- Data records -
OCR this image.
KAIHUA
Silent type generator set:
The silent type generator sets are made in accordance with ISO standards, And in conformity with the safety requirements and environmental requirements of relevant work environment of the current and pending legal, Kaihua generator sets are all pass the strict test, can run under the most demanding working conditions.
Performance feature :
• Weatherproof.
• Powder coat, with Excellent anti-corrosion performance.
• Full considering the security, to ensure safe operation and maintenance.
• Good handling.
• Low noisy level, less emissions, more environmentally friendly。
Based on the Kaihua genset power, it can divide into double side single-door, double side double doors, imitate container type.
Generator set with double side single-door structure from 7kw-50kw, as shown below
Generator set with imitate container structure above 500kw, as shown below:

- WHAT THE EXERCISE ASKS -
Extract every line above containing the word "single".

- WRITTEN SOLUTION -
Based on the Kaihua genset power, it can divide into double side single-door, double side double doors, imitate container type.
Generator set with double side single-door structure from 7kw-50kw, as shown below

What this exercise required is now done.